**DATA TO USE:**
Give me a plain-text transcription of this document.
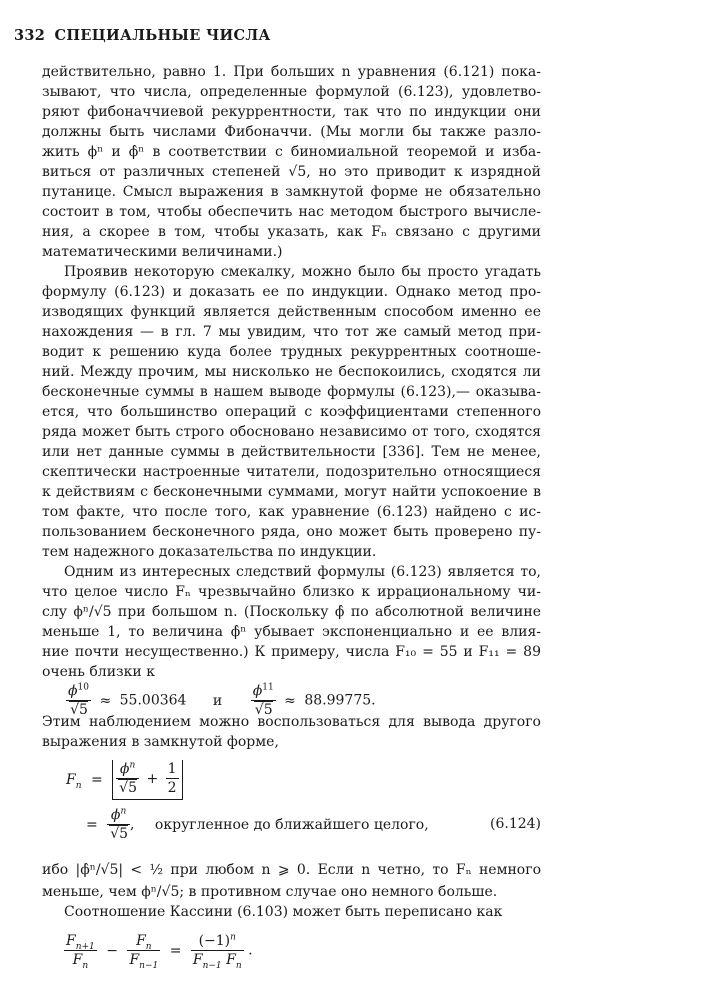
332 СПЕЦИАЛЬНЫЕ ЧИСЛА
действительно, равно 1. При больших n уравнения (6.121) пока-
зывают, что числа, определенные формулой (6.123), удовлетво-
ряют фибоначчиевой рекуррентности, так что по индукции они
должны быть числами Фибоначчи. (Мы могли бы также разло-
жить ϕⁿ и ϕ̂ⁿ в соответствии с биномиальной теоремой и изба-
виться от различных степеней √5, но это приводит к изрядной
путанице. Смысл выражения в замкнутой форме не обязательно
состоит в том, чтобы обеспечить нас методом быстрого вычисле-
ния, а скорее в том, чтобы указать, как Fₙ связано с другими
математическими величинами.)
Проявив некоторую смекалку, можно было бы просто угадать
формулу (6.123) и доказать ее по индукции. Однако метод про-
изводящих функций является действенным способом именно ее
нахождения — в гл. 7 мы увидим, что тот же самый метод при-
водит к решению куда более трудных рекуррентных соотноше-
ний. Между прочим, мы нисколько не беспокоились, сходятся ли
бесконечные суммы в нашем выводе формулы (6.123),— оказыва-
ется, что большинство операций с коэффициентами степенного
ряда может быть строго обосновано независимо от того, сходятся
или нет данные суммы в действительности [336]. Тем не менее,
скептически настроенные читатели, подозрительно относящиеся
к действиям с бесконечными суммами, могут найти успокоение в
том факте, что после того, как уравнение (6.123) найдено с ис-
пользованием бесконечного ряда, оно может быть проверено пу-
тем надежного доказательства по индукции.
Одним из интересных следствий формулы (6.123) является то,
что целое число Fₙ чрезвычайно близко к иррациональному чи-
слу ϕⁿ/√5 при большом n. (Поскольку ϕ̂ по абсолютной величине
меньше 1, то величина ϕ̂ⁿ убывает экспоненциально и ее влия-
ние почти несущественно.) К примеру, числа F₁₀ = 55 и F₁₁ = 89
очень близки к
$\frac{\phi^{10}}{√5} \approx 55.00364$ и $\frac{\phi^{11}}{√5} \approx 88.99775$.
Этим наблюдением можно воспользоваться для вывода другого
выражения в замкнутой форме,
$F_n = \frac{\phi^n}{√5} + \frac{1}{2}$
= $\frac{\phi^n}{√5}$ , округленное до ближайшего целого,	(6.124)
ибо |ϕ̂ⁿ/√5| < ½ при любом n ⩾ 0. Если n четно, то Fₙ немного
меньше, чем ϕⁿ/√5; в противном случае оно немного больше.
Соотношение Кассини (6.103) может быть переписано как
$\frac{F_{n+1}}{F_n} - \frac{F_n}{F_{n-1}} = \frac{(-1)^n}{F_{n-1} F_n}$ .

**DIRECTIVE:** Print all entries exactly. The images do not belong in the copy.

**RESPONSE:**
Give me a plain-text transcription of this document.
332 СПЕЦИАЛЬНЫЕ ЧИСЛА
действительно, равно 1. При больших n уравнения (6.121) пока-
зывают, что числа, определенные формулой (6.123), удовлетво-
ряют фибоначчиевой рекуррентности, так что по индукции они
должны быть числами Фибоначчи. (Мы могли бы также разло-
жить ϕⁿ и ϕ̂ⁿ в соответствии с биномиальной теоремой и изба-
виться от различных степеней √5, но это приводит к изрядной
путанице. Смысл выражения в замкнутой форме не обязательно
состоит в том, чтобы обеспечить нас методом быстрого вычисле-
ния, а скорее в том, чтобы указать, как Fₙ связано с другими
математическими величинами.)
Проявив некоторую смекалку, можно было бы просто угадать
формулу (6.123) и доказать ее по индукции. Однако метод про-
изводящих функций является действенным способом именно ее
нахождения — в гл. 7 мы увидим, что тот же самый метод при-
водит к решению куда более трудных рекуррентных соотноше-
ний. Между прочим, мы нисколько не беспокоились, сходятся ли
бесконечные суммы в нашем выводе формулы (6.123),— оказыва-
ется, что большинство операций с коэффициентами степенного
ряда может быть строго обосновано независимо от того, сходятся
или нет данные суммы в действительности [336]. Тем не менее,
скептически настроенные читатели, подозрительно относящиеся
к действиям с бесконечными суммами, могут найти успокоение в
том факте, что после того, как уравнение (6.123) найдено с ис-
пользованием бесконечного ряда, оно может быть проверено пу-
тем надежного доказательства по индукции.
Одним из интересных следствий формулы (6.123) является то,
что целое число Fₙ чрезвычайно близко к иррациональному чи-
слу ϕⁿ/√5 при большом n. (Поскольку ϕ̂ по абсолютной величине
меньше 1, то величина ϕ̂ⁿ убывает экспоненциально и ее влия-
ние почти несущественно.) К примеру, числа F₁₀ = 55 и F₁₁ = 89
очень близки к
$\frac{\phi^{10}}{√5} \approx 55.00364$ и $\frac{\phi^{11}}{√5} \approx 88.99775$.
Этим наблюдением можно воспользоваться для вывода другого
выражения в замкнутой форме,
$F_n = \frac{\phi^n}{√5} + \frac{1}{2}$
= $\frac{\phi^n}{√5}$ , округленное до ближайшего целого,	(6.124)
ибо |ϕ̂ⁿ/√5| < ½ при любом n ⩾ 0. Если n четно, то Fₙ немного
меньше, чем ϕⁿ/√5; в противном случае оно немного больше.
Соотношение Кассини (6.103) может быть переписано как
$\frac{F_{n+1}}{F_n} - \frac{F_n}{F_{n-1}} = \frac{(-1)^n}{F_{n-1} F_n}$ .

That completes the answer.